— START OF Supplied information —

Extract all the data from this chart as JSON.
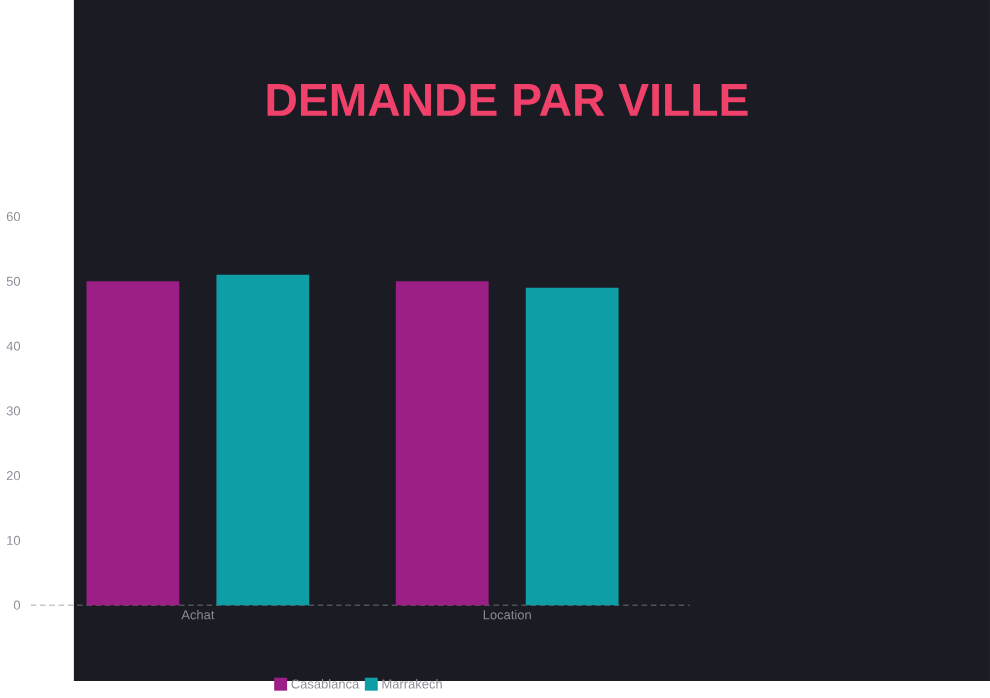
{
  "chart_data": {
    "type": "bar",
    "title": "DEMANDE PAR VILLE",
    "categories": [
      "Achat",
      "Location"
    ],
    "series": [
      {
        "name": "Casablanca",
        "color": "#9b1f85",
        "values": [
          50,
          50
        ]
      },
      {
        "name": "Marrakech",
        "color": "#0e9ea6",
        "values": [
          51,
          49
        ]
      }
    ],
    "ylim": [
      0,
      60
    ],
    "yticks": [
      0,
      10,
      20,
      30,
      40,
      50,
      60
    ],
    "grid": false,
    "legend": "bottom"
  }
}
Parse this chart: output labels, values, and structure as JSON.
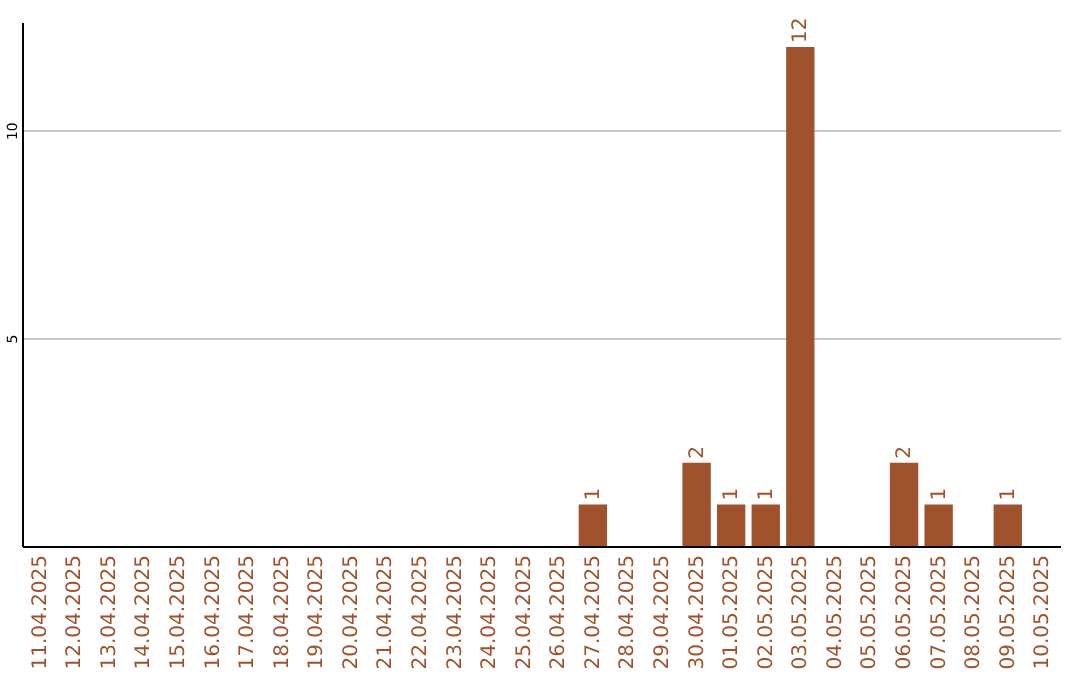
{
  "chart_data": {
    "type": "bar",
    "categories": [
      "11.04.2025",
      "12.04.2025",
      "13.04.2025",
      "14.04.2025",
      "15.04.2025",
      "16.04.2025",
      "17.04.2025",
      "18.04.2025",
      "19.04.2025",
      "20.04.2025",
      "21.04.2025",
      "22.04.2025",
      "23.04.2025",
      "24.04.2025",
      "25.04.2025",
      "26.04.2025",
      "27.04.2025",
      "28.04.2025",
      "29.04.2025",
      "30.04.2025",
      "01.05.2025",
      "02.05.2025",
      "03.05.2025",
      "04.05.2025",
      "05.05.2025",
      "06.05.2025",
      "07.05.2025",
      "08.05.2025",
      "09.05.2025",
      "10.05.2025"
    ],
    "values": [
      0,
      0,
      0,
      0,
      0,
      0,
      0,
      0,
      0,
      0,
      0,
      0,
      0,
      0,
      0,
      0,
      1,
      0,
      0,
      2,
      1,
      1,
      12,
      0,
      0,
      2,
      1,
      0,
      1,
      0
    ],
    "value_labels": [
      null,
      null,
      null,
      null,
      null,
      null,
      null,
      null,
      null,
      null,
      null,
      null,
      null,
      null,
      null,
      null,
      "1",
      null,
      null,
      "2",
      "1",
      "1",
      "12",
      null,
      null,
      "2",
      "1",
      null,
      "1",
      null
    ],
    "color": "#a0522d",
    "ylim": [
      0,
      12.6
    ],
    "yticks": [
      5,
      10
    ],
    "grid": "y"
  }
}
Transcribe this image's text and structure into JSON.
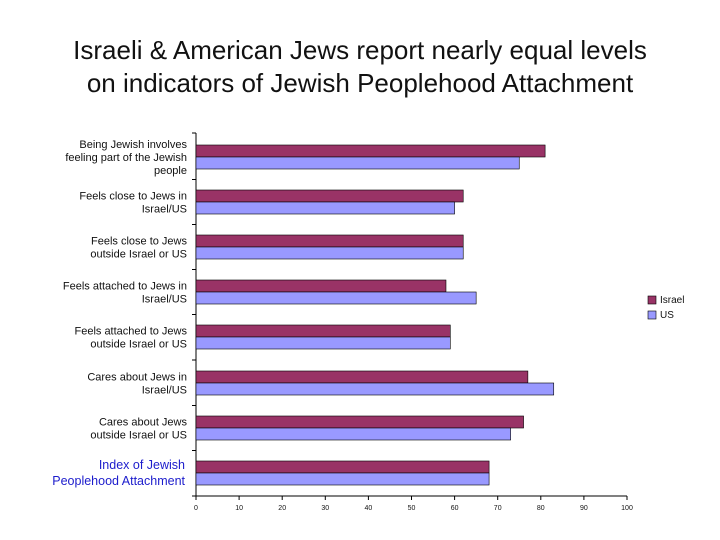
{
  "title": {
    "line1": "Israeli & American Jews report nearly equal levels",
    "line2": "on indicators of Jewish Peoplehood Attachment"
  },
  "chart_data": {
    "type": "bar",
    "orientation": "horizontal",
    "categories": [
      [
        "Being Jewish involves",
        "feeling part of the Jewish",
        "people"
      ],
      [
        "Feels close to Jews in",
        "Israel/US"
      ],
      [
        "Feels close to Jews",
        "outside Israel or US"
      ],
      [
        "Feels attached to Jews in",
        "Israel/US"
      ],
      [
        "Feels attached to Jews",
        "outside Israel or US"
      ],
      [
        "Cares about Jews in",
        "Israel/US"
      ],
      [
        "Cares about Jews",
        "outside Israel or US"
      ],
      [
        "Index of Jewish",
        "Peoplehood Attachment"
      ]
    ],
    "highlight_category_index": 7,
    "series": [
      {
        "name": "Israel",
        "color": "#993366",
        "values": [
          81,
          62,
          62,
          58,
          59,
          77,
          76,
          68
        ]
      },
      {
        "name": "US",
        "color": "#9999ff",
        "values": [
          75,
          60,
          62,
          65,
          59,
          83,
          73,
          68
        ]
      }
    ],
    "xlim": [
      0,
      100
    ],
    "xticks": [
      0,
      10,
      20,
      30,
      40,
      50,
      60,
      70,
      80,
      90,
      100
    ],
    "grid": false,
    "legend_position": "right"
  }
}
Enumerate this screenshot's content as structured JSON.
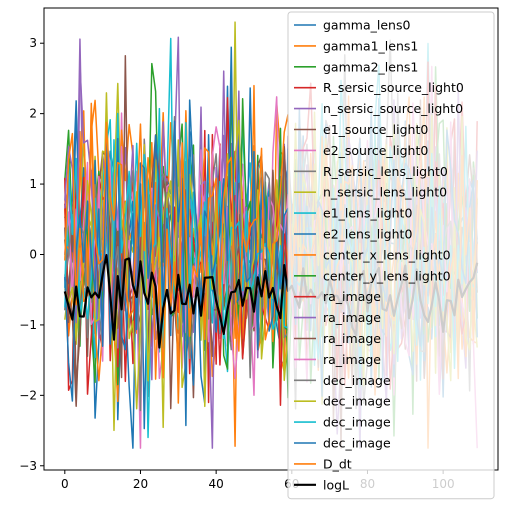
{
  "chart_data": {
    "type": "line",
    "title": "",
    "xlabel": "",
    "ylabel": "",
    "xlim": [
      -5.5,
      114.5
    ],
    "ylim": [
      -3.06,
      3.5
    ],
    "x_ticks": [
      "0",
      "20",
      "40",
      "60",
      "80",
      "100"
    ],
    "y_ticks": [
      "-3",
      "-2",
      "-1",
      "0",
      "1",
      "2",
      "3"
    ],
    "n_points": 110,
    "legend_position": "upper right",
    "grid": false,
    "series": [
      {
        "name": "gamma_lens0",
        "color": "#1f77b4",
        "center": 0.0,
        "amp": 1.0,
        "seed": 11
      },
      {
        "name": "gamma1_lens1",
        "color": "#ff7f0e",
        "center": 0.0,
        "amp": 1.0,
        "seed": 12
      },
      {
        "name": "gamma2_lens1",
        "color": "#2ca02c",
        "center": 0.0,
        "amp": 1.0,
        "seed": 13
      },
      {
        "name": "R_sersic_source_light0",
        "color": "#d62728",
        "center": 0.0,
        "amp": 1.0,
        "seed": 14
      },
      {
        "name": "n_sersic_source_light0",
        "color": "#9467bd",
        "center": 0.0,
        "amp": 1.0,
        "seed": 15
      },
      {
        "name": "e1_source_light0",
        "color": "#8c564b",
        "center": 0.0,
        "amp": 1.0,
        "seed": 16
      },
      {
        "name": "e2_source_light0",
        "color": "#e377c2",
        "center": 0.0,
        "amp": 1.0,
        "seed": 17
      },
      {
        "name": "R_sersic_lens_light0",
        "color": "#7f7f7f",
        "center": 0.0,
        "amp": 1.0,
        "seed": 18
      },
      {
        "name": "n_sersic_lens_light0",
        "color": "#bcbd22",
        "center": 0.0,
        "amp": 1.0,
        "seed": 19
      },
      {
        "name": "e1_lens_light0",
        "color": "#17becf",
        "center": 0.0,
        "amp": 1.0,
        "seed": 20
      },
      {
        "name": "e2_lens_light0",
        "color": "#1f77b4",
        "center": 0.0,
        "amp": 1.0,
        "seed": 21
      },
      {
        "name": "center_x_lens_light0",
        "color": "#ff7f0e",
        "center": 0.0,
        "amp": 1.0,
        "seed": 22
      },
      {
        "name": "center_y_lens_light0",
        "color": "#2ca02c",
        "center": 0.0,
        "amp": 1.0,
        "seed": 23
      },
      {
        "name": "ra_image",
        "color": "#d62728",
        "center": 0.0,
        "amp": 1.0,
        "seed": 24
      },
      {
        "name": "ra_image",
        "color": "#9467bd",
        "center": 0.0,
        "amp": 1.0,
        "seed": 25
      },
      {
        "name": "ra_image",
        "color": "#8c564b",
        "center": 0.0,
        "amp": 1.0,
        "seed": 26
      },
      {
        "name": "ra_image",
        "color": "#e377c2",
        "center": 0.0,
        "amp": 1.0,
        "seed": 27
      },
      {
        "name": "dec_image",
        "color": "#7f7f7f",
        "center": 0.0,
        "amp": 1.0,
        "seed": 28
      },
      {
        "name": "dec_image",
        "color": "#bcbd22",
        "center": 0.0,
        "amp": 1.0,
        "seed": 29
      },
      {
        "name": "dec_image",
        "color": "#17becf",
        "center": 0.0,
        "amp": 1.0,
        "seed": 30
      },
      {
        "name": "dec_image",
        "color": "#1f77b4",
        "center": 0.0,
        "amp": 1.0,
        "seed": 31
      },
      {
        "name": "D_dt",
        "color": "#ff7f0e",
        "center": 0.0,
        "amp": 1.0,
        "seed": 32
      },
      {
        "name": "logL",
        "color": "#000000",
        "center": -0.55,
        "amp": 0.25,
        "seed": 33,
        "bold": true
      }
    ]
  }
}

— END OF Supplied information —

Write out the entries above verbatim; the pictures do not belong in your copy.

* **Response to this exercise**
Extract all the data from this chart as JSON.
{
  "chart_data": {
    "type": "bar",
    "title": "DEMANDE PAR VILLE",
    "categories": [
      "Achat",
      "Location"
    ],
    "series": [
      {
        "name": "Casablanca",
        "color": "#9b1f85",
        "values": [
          50,
          50
        ]
      },
      {
        "name": "Marrakech",
        "color": "#0e9ea6",
        "values": [
          51,
          49
        ]
      }
    ],
    "ylim": [
      0,
      60
    ],
    "yticks": [
      0,
      10,
      20,
      30,
      40,
      50,
      60
    ],
    "grid": false,
    "legend": "bottom"
  }
}
Parse this chart: output labels, values, and structure as JSON.
{
  "chart_data": {
    "type": "bar",
    "categories": [
      "11.04.2025",
      "12.04.2025",
      "13.04.2025",
      "14.04.2025",
      "15.04.2025",
      "16.04.2025",
      "17.04.2025",
      "18.04.2025",
      "19.04.2025",
      "20.04.2025",
      "21.04.2025",
      "22.04.2025",
      "23.04.2025",
      "24.04.2025",
      "25.04.2025",
      "26.04.2025",
      "27.04.2025",
      "28.04.2025",
      "29.04.2025",
      "30.04.2025",
      "01.05.2025",
      "02.05.2025",
      "03.05.2025",
      "04.05.2025",
      "05.05.2025",
      "06.05.2025",
      "07.05.2025",
      "08.05.2025",
      "09.05.2025",
      "10.05.2025"
    ],
    "values": [
      0,
      0,
      0,
      0,
      0,
      0,
      0,
      0,
      0,
      0,
      0,
      0,
      0,
      0,
      0,
      0,
      1,
      0,
      0,
      2,
      1,
      1,
      12,
      0,
      0,
      2,
      1,
      0,
      1,
      0
    ],
    "value_labels": [
      null,
      null,
      null,
      null,
      null,
      null,
      null,
      null,
      null,
      null,
      null,
      null,
      null,
      null,
      null,
      null,
      "1",
      null,
      null,
      "2",
      "1",
      "1",
      "12",
      null,
      null,
      "2",
      "1",
      null,
      "1",
      null
    ],
    "color": "#a0522d",
    "ylim": [
      0,
      12.6
    ],
    "yticks": [
      5,
      10
    ],
    "grid": "y"
  }
}
Transcribe this image's text and structure into JSON.
{
  "title": {
    "line1": "Israeli & American Jews report nearly equal levels",
    "line2": "on indicators of Jewish Peoplehood Attachment"
  },
  "chart_data": {
    "type": "bar",
    "orientation": "horizontal",
    "categories": [
      [
        "Being Jewish involves",
        "feeling part of the Jewish",
        "people"
      ],
      [
        "Feels close to Jews in",
        "Israel/US"
      ],
      [
        "Feels close to Jews",
        "outside Israel or US"
      ],
      [
        "Feels attached to Jews in",
        "Israel/US"
      ],
      [
        "Feels attached to Jews",
        "outside Israel or US"
      ],
      [
        "Cares about Jews in",
        "Israel/US"
      ],
      [
        "Cares about Jews",
        "outside Israel or US"
      ],
      [
        "Index of Jewish",
        "Peoplehood Attachment"
      ]
    ],
    "highlight_category_index": 7,
    "series": [
      {
        "name": "Israel",
        "color": "#993366",
        "values": [
          81,
          62,
          62,
          58,
          59,
          77,
          76,
          68
        ]
      },
      {
        "name": "US",
        "color": "#9999ff",
        "values": [
          75,
          60,
          62,
          65,
          59,
          83,
          73,
          68
        ]
      }
    ],
    "xlim": [
      0,
      100
    ],
    "xticks": [
      0,
      10,
      20,
      30,
      40,
      50,
      60,
      70,
      80,
      90,
      100
    ],
    "grid": false,
    "legend_position": "right"
  }
}
Enumerate this screenshot's content as structured JSON.
{
  "chart_data": {
    "type": "line",
    "title": "",
    "xlabel": "",
    "ylabel": "",
    "xlim": [
      -5.5,
      114.5
    ],
    "ylim": [
      -3.06,
      3.5
    ],
    "x_ticks": [
      "0",
      "20",
      "40",
      "60",
      "80",
      "100"
    ],
    "y_ticks": [
      "-3",
      "-2",
      "-1",
      "0",
      "1",
      "2",
      "3"
    ],
    "n_points": 110,
    "legend_position": "upper right",
    "grid": false,
    "series": [
      {
        "name": "gamma_lens0",
        "color": "#1f77b4",
        "center": 0.0,
        "amp": 1.0,
        "seed": 11
      },
      {
        "name": "gamma1_lens1",
        "color": "#ff7f0e",
        "center": 0.0,
        "amp": 1.0,
        "seed": 12
      },
      {
        "name": "gamma2_lens1",
        "color": "#2ca02c",
        "center": 0.0,
        "amp": 1.0,
        "seed": 13
      },
      {
        "name": "R_sersic_source_light0",
        "color": "#d62728",
        "center": 0.0,
        "amp": 1.0,
        "seed": 14
      },
      {
        "name": "n_sersic_source_light0",
        "color": "#9467bd",
        "center": 0.0,
        "amp": 1.0,
        "seed": 15
      },
      {
        "name": "e1_source_light0",
        "color": "#8c564b",
        "center": 0.0,
        "amp": 1.0,
        "seed": 16
      },
      {
        "name": "e2_source_light0",
        "color": "#e377c2",
        "center": 0.0,
        "amp": 1.0,
        "seed": 17
      },
      {
        "name": "R_sersic_lens_light0",
        "color": "#7f7f7f",
        "center": 0.0,
        "amp": 1.0,
        "seed": 18
      },
      {
        "name": "n_sersic_lens_light0",
        "color": "#bcbd22",
        "center": 0.0,
        "amp": 1.0,
        "seed": 19
      },
      {
        "name": "e1_lens_light0",
        "color": "#17becf",
        "center": 0.0,
        "amp": 1.0,
        "seed": 20
      },
      {
        "name": "e2_lens_light0",
        "color": "#1f77b4",
        "center": 0.0,
        "amp": 1.0,
        "seed": 21
      },
      {
        "name": "center_x_lens_light0",
        "color": "#ff7f0e",
        "center": 0.0,
        "amp": 1.0,
        "seed": 22
      },
      {
        "name": "center_y_lens_light0",
        "color": "#2ca02c",
        "center": 0.0,
        "amp": 1.0,
        "seed": 23
      },
      {
        "name": "ra_image",
        "color": "#d62728",
        "center": 0.0,
        "amp": 1.0,
        "seed": 24
      },
      {
        "name": "ra_image",
        "color": "#9467bd",
        "center": 0.0,
        "amp": 1.0,
        "seed": 25
      },
      {
        "name": "ra_image",
        "color": "#8c564b",
        "center": 0.0,
        "amp": 1.0,
        "seed": 26
      },
      {
        "name": "ra_image",
        "color": "#e377c2",
        "center": 0.0,
        "amp": 1.0,
        "seed": 27
      },
      {
        "name": "dec_image",
        "color": "#7f7f7f",
        "center": 0.0,
        "amp": 1.0,
        "seed": 28
      },
      {
        "name": "dec_image",
        "color": "#bcbd22",
        "center": 0.0,
        "amp": 1.0,
        "seed": 29
      },
      {
        "name": "dec_image",
        "color": "#17becf",
        "center": 0.0,
        "amp": 1.0,
        "seed": 30
      },
      {
        "name": "dec_image",
        "color": "#1f77b4",
        "center": 0.0,
        "amp": 1.0,
        "seed": 31
      },
      {
        "name": "D_dt",
        "color": "#ff7f0e",
        "center": 0.0,
        "amp": 1.0,
        "seed": 32
      },
      {
        "name": "logL",
        "color": "#000000",
        "center": -0.55,
        "amp": 0.25,
        "seed": 33,
        "bold": true
      }
    ]
  }
}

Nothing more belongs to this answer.